# EXTRACTED RECORDS
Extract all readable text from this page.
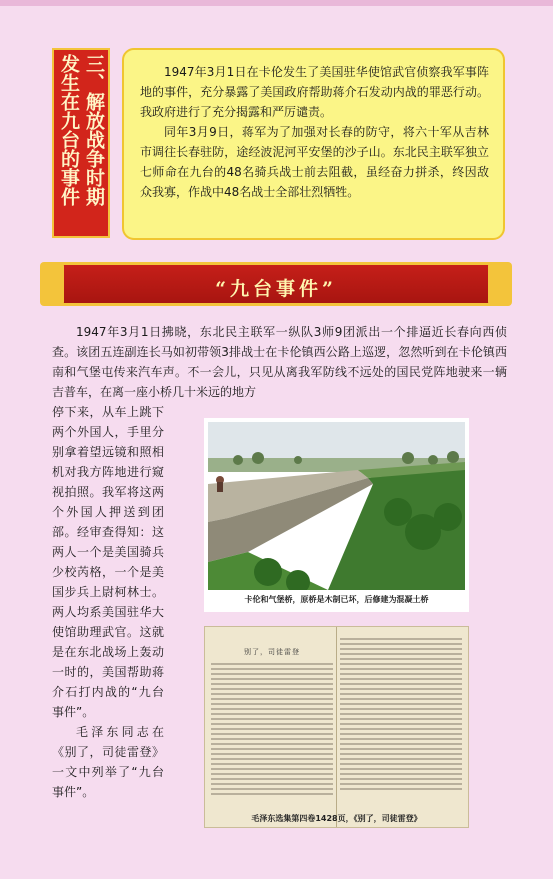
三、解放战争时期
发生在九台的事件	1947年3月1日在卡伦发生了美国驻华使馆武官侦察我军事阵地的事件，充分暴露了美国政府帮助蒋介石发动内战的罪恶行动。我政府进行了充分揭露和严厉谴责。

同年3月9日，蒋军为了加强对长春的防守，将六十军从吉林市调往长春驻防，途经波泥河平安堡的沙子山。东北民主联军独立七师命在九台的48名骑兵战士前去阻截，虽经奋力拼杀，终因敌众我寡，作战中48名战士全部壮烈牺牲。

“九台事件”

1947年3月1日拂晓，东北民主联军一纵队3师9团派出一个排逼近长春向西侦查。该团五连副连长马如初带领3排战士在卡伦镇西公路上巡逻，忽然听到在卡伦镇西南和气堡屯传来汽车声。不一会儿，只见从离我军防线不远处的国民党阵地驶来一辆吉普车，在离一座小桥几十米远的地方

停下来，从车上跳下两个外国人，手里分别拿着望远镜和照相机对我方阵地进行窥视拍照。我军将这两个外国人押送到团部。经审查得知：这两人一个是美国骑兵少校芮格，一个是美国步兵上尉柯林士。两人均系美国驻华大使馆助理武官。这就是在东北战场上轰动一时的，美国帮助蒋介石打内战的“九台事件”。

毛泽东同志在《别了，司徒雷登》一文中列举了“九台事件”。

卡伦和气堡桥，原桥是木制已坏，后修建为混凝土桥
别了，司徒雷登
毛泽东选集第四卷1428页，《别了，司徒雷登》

# EXERCISE DESCRIPTION
Retype the entries word for word. Omit any images.

# FULL OUTPUT
Extract all readable text from this page.
三、解放战争时期
发生在九台的事件	1947年3月1日在卡伦发生了美国驻华使馆武官侦察我军事阵地的事件，充分暴露了美国政府帮助蒋介石发动内战的罪恶行动。我政府进行了充分揭露和严厉谴责。

同年3月9日，蒋军为了加强对长春的防守，将六十军从吉林市调往长春驻防，途经波泥河平安堡的沙子山。东北民主联军独立七师命在九台的48名骑兵战士前去阻截，虽经奋力拼杀，终因敌众我寡，作战中48名战士全部壮烈牺牲。

“九台事件”

1947年3月1日拂晓，东北民主联军一纵队3师9团派出一个排逼近长春向西侦查。该团五连副连长马如初带领3排战士在卡伦镇西公路上巡逻，忽然听到在卡伦镇西南和气堡屯传来汽车声。不一会儿，只见从离我军防线不远处的国民党阵地驶来一辆吉普车，在离一座小桥几十米远的地方

停下来，从车上跳下两个外国人，手里分别拿着望远镜和照相机对我方阵地进行窥视拍照。我军将这两个外国人押送到团部。经审查得知：这两人一个是美国骑兵少校芮格，一个是美国步兵上尉柯林士。两人均系美国驻华大使馆助理武官。这就是在东北战场上轰动一时的，美国帮助蒋介石打内战的“九台事件”。

毛泽东同志在《别了，司徒雷登》一文中列举了“九台事件”。

卡伦和气堡桥，原桥是木制已坏，后修建为混凝土桥
别了，司徒雷登
毛泽东选集第四卷1428页，《别了，司徒雷登》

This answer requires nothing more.